## Objective
Reproduce the full listing below unchanged, apart from the pictures.
================
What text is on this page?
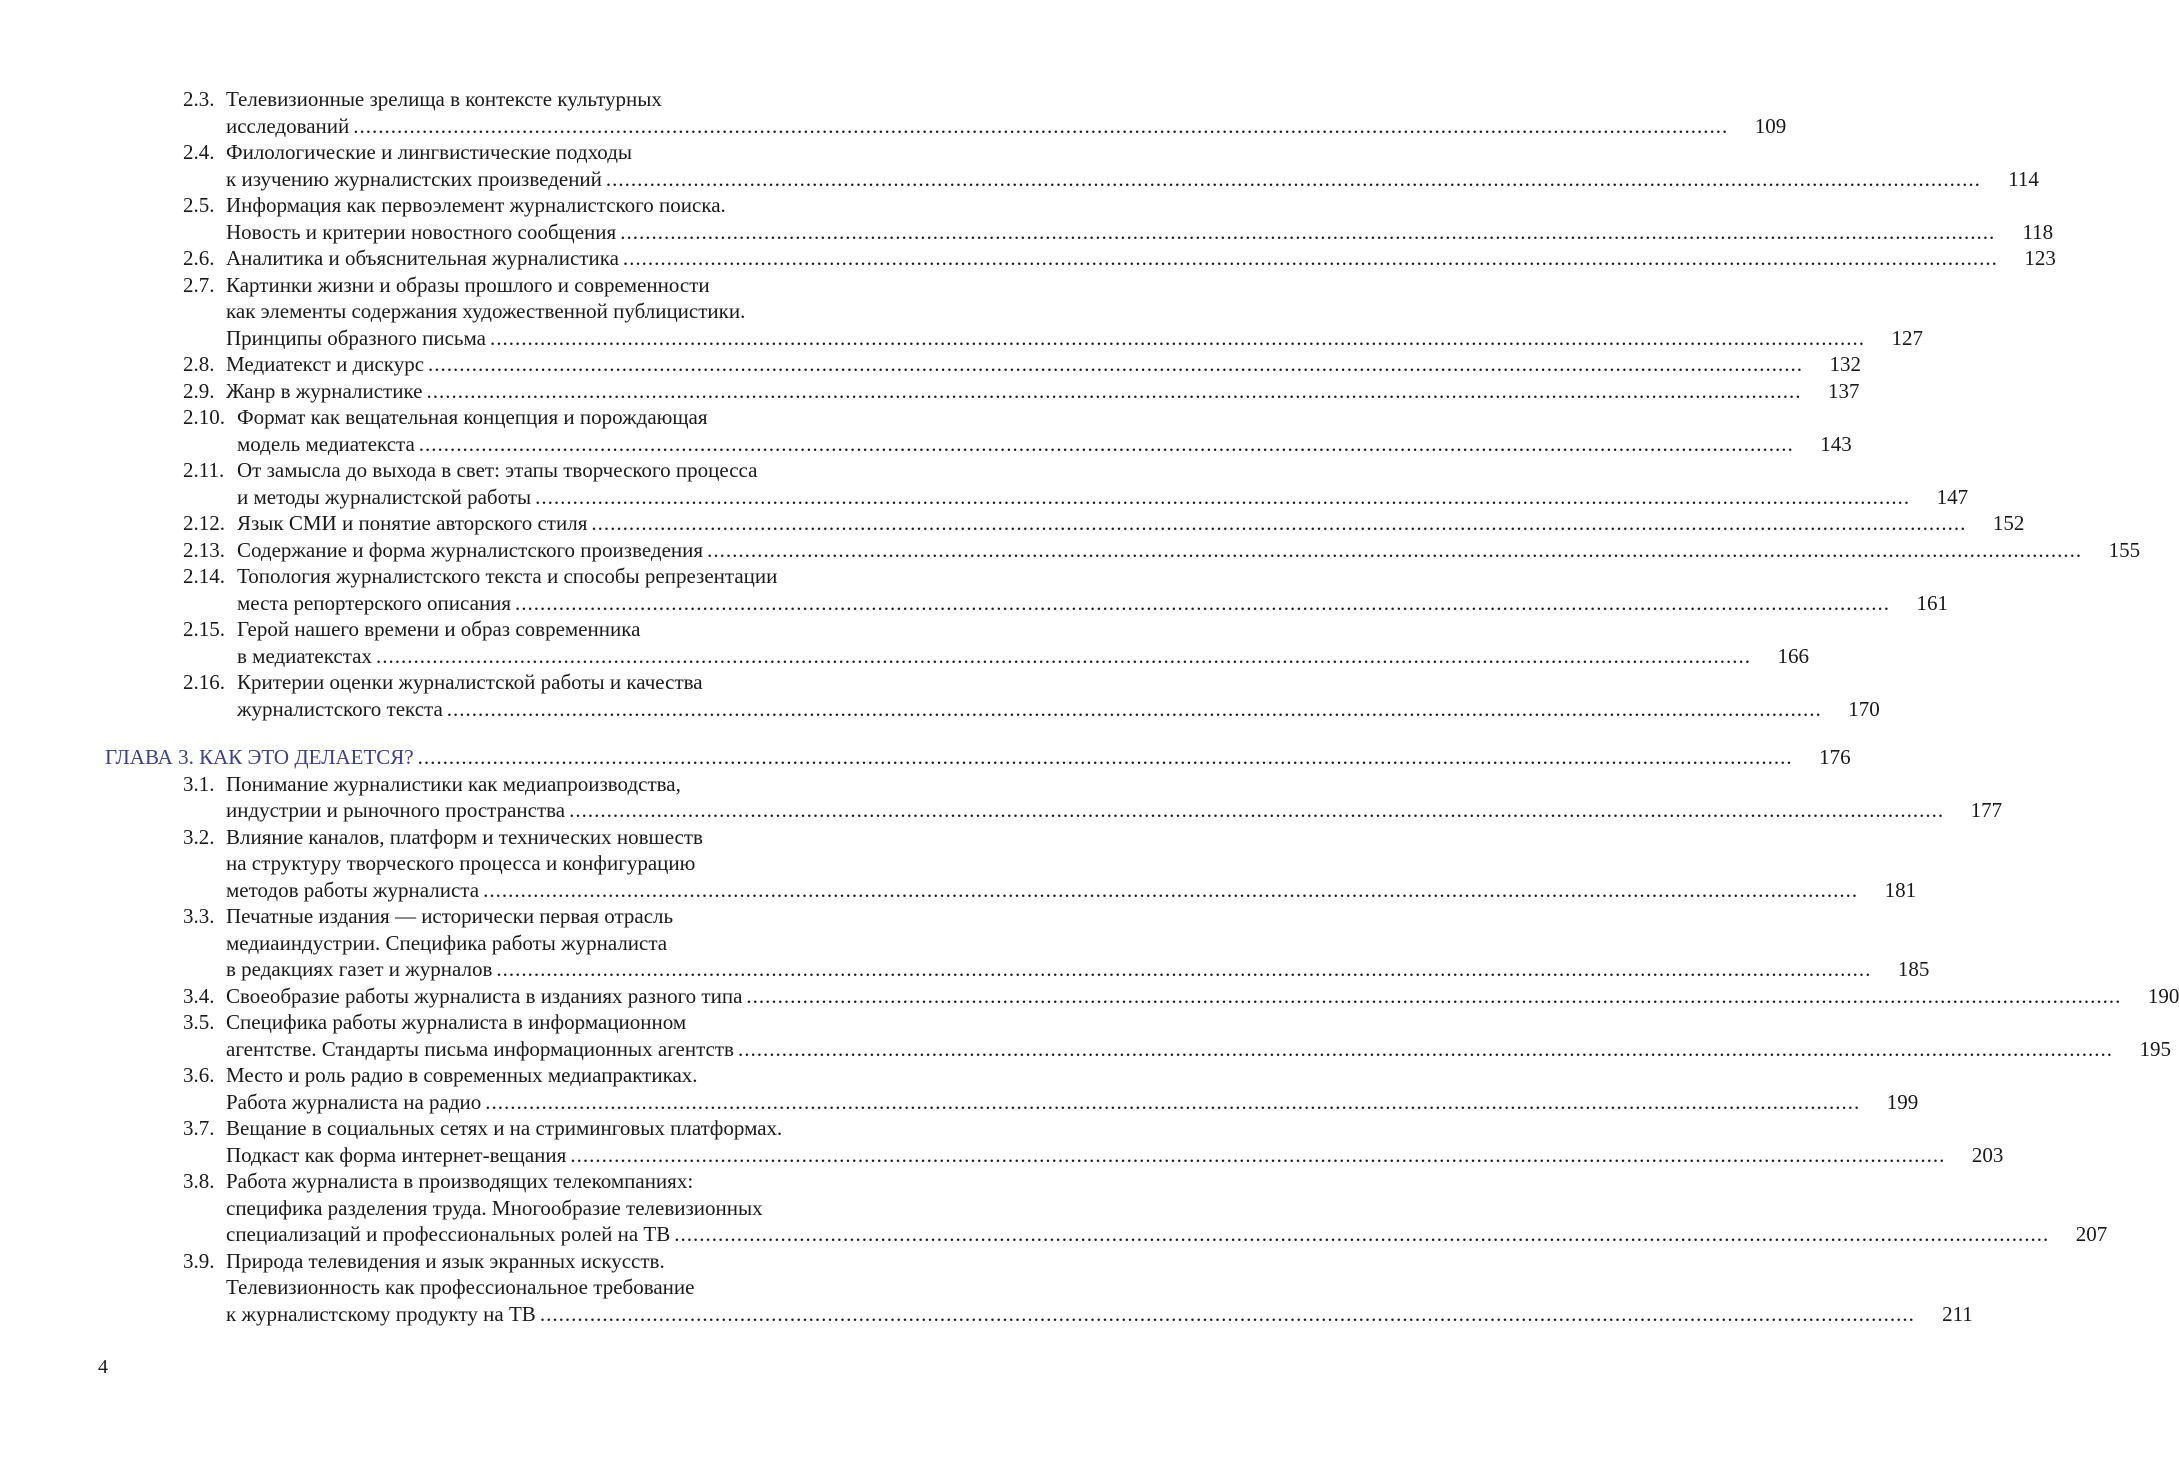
2.3. Телевизионные зрелища в контексте культурных
исследований ............................................................................................................................................................................................................................	109
2.4. Филологические и лингвистические подходы
к изучению журналистских произведений ............................................................................................................................................................................................................................	114
2.5. Информация как первоэлемент журналистского поиска.
Новость и критерии новостного сообщения ............................................................................................................................................................................................................................	118
2.6. Аналитика и объяснительная журналистика ............................................................................................................................................................................................................................	123
2.7. Картинки жизни и образы прошлого и современности
как элементы содержания художественной публицистики.
Принципы образного письма ............................................................................................................................................................................................................................	127
2.8. Медиатекст и дискурс ............................................................................................................................................................................................................................	132
2.9. Жанр в журналистике ............................................................................................................................................................................................................................	137
2.10. Формат как вещательная концепция и порождающая
модель медиатекста ............................................................................................................................................................................................................................	143
2.11. От замысла до выхода в свет: этапы творческого процесса
и методы журналистской работы ............................................................................................................................................................................................................................	147
2.12. Язык СМИ и понятие авторского стиля ............................................................................................................................................................................................................................	152
2.13. Содержание и форма журналистского произведения ............................................................................................................................................................................................................................	155
2.14. Топология журналистского текста и способы репрезентации
места репортерского описания ............................................................................................................................................................................................................................	161
2.15. Герой нашего времени и образ современника
в медиатекстах ............................................................................................................................................................................................................................	166
2.16. Критерии оценки журналистской работы и качества
журналистского текста ............................................................................................................................................................................................................................	170
ГЛАВА 3. КАК ЭТО ДЕЛАЕТСЯ? ............................................................................................................................................................................................................................	176
3.1. Понимание журналистики как медиапроизводства,
индустрии и рыночного пространства ............................................................................................................................................................................................................................	177
3.2. Влияние каналов, платформ и технических новшеств
на структуру творческого процесса и конфигурацию
методов работы журналиста ............................................................................................................................................................................................................................	181
3.3. Печатные издания — исторически первая отрасль
медиаиндустрии. Специфика работы журналиста
в редакциях газет и журналов ............................................................................................................................................................................................................................	185
3.4. Своеобразие работы журналиста в изданиях разного типа ............................................................................................................................................................................................................................	190
3.5. Специфика работы журналиста в информационном
агентстве. Стандарты письма информационных агентств ............................................................................................................................................................................................................................	195
3.6. Место и роль радио в современных медиапрактиках.
Работа журналиста на радио ............................................................................................................................................................................................................................	199
3.7. Вещание в социальных сетях и на стриминговых платформах.
Подкаст как форма интернет-вещания ............................................................................................................................................................................................................................	203
3.8. Работа журналиста в производящих телекомпаниях:
специфика разделения труда. Многообразие телевизионных
специализаций и профессиональных ролей на ТВ ............................................................................................................................................................................................................................	207
3.9. Природа телевидения и язык экранных искусств.
Телевизионность как профессиональное требование
к журналистскому продукту на ТВ ............................................................................................................................................................................................................................	211
4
================
## Written response
What text is on this page?
2.3. Телевизионные зрелища в контексте культурных
исследований ............................................................................................................................................................................................................................	109
2.4. Филологические и лингвистические подходы
к изучению журналистских произведений ............................................................................................................................................................................................................................	114
2.5. Информация как первоэлемент журналистского поиска.
Новость и критерии новостного сообщения ............................................................................................................................................................................................................................	118
2.6. Аналитика и объяснительная журналистика ............................................................................................................................................................................................................................	123
2.7. Картинки жизни и образы прошлого и современности
как элементы содержания художественной публицистики.
Принципы образного письма ............................................................................................................................................................................................................................	127
2.8. Медиатекст и дискурс ............................................................................................................................................................................................................................	132
2.9. Жанр в журналистике ............................................................................................................................................................................................................................	137
2.10. Формат как вещательная концепция и порождающая
модель медиатекста ............................................................................................................................................................................................................................	143
2.11. От замысла до выхода в свет: этапы творческого процесса
и методы журналистской работы ............................................................................................................................................................................................................................	147
2.12. Язык СМИ и понятие авторского стиля ............................................................................................................................................................................................................................	152
2.13. Содержание и форма журналистского произведения ............................................................................................................................................................................................................................	155
2.14. Топология журналистского текста и способы репрезентации
места репортерского описания ............................................................................................................................................................................................................................	161
2.15. Герой нашего времени и образ современника
в медиатекстах ............................................................................................................................................................................................................................	166
2.16. Критерии оценки журналистской работы и качества
журналистского текста ............................................................................................................................................................................................................................	170
ГЛАВА 3. КАК ЭТО ДЕЛАЕТСЯ? ............................................................................................................................................................................................................................	176
3.1. Понимание журналистики как медиапроизводства,
индустрии и рыночного пространства ............................................................................................................................................................................................................................	177
3.2. Влияние каналов, платформ и технических новшеств
на структуру творческого процесса и конфигурацию
методов работы журналиста ............................................................................................................................................................................................................................	181
3.3. Печатные издания — исторически первая отрасль
медиаиндустрии. Специфика работы журналиста
в редакциях газет и журналов ............................................................................................................................................................................................................................	185
3.4. Своеобразие работы журналиста в изданиях разного типа ............................................................................................................................................................................................................................	190
3.5. Специфика работы журналиста в информационном
агентстве. Стандарты письма информационных агентств ............................................................................................................................................................................................................................	195
3.6. Место и роль радио в современных медиапрактиках.
Работа журналиста на радио ............................................................................................................................................................................................................................	199
3.7. Вещание в социальных сетях и на стриминговых платформах.
Подкаст как форма интернет-вещания ............................................................................................................................................................................................................................	203
3.8. Работа журналиста в производящих телекомпаниях:
специфика разделения труда. Многообразие телевизионных
специализаций и профессиональных ролей на ТВ ............................................................................................................................................................................................................................	207
3.9. Природа телевидения и язык экранных искусств.
Телевизионность как профессиональное требование
к журналистскому продукту на ТВ ............................................................................................................................................................................................................................	211
4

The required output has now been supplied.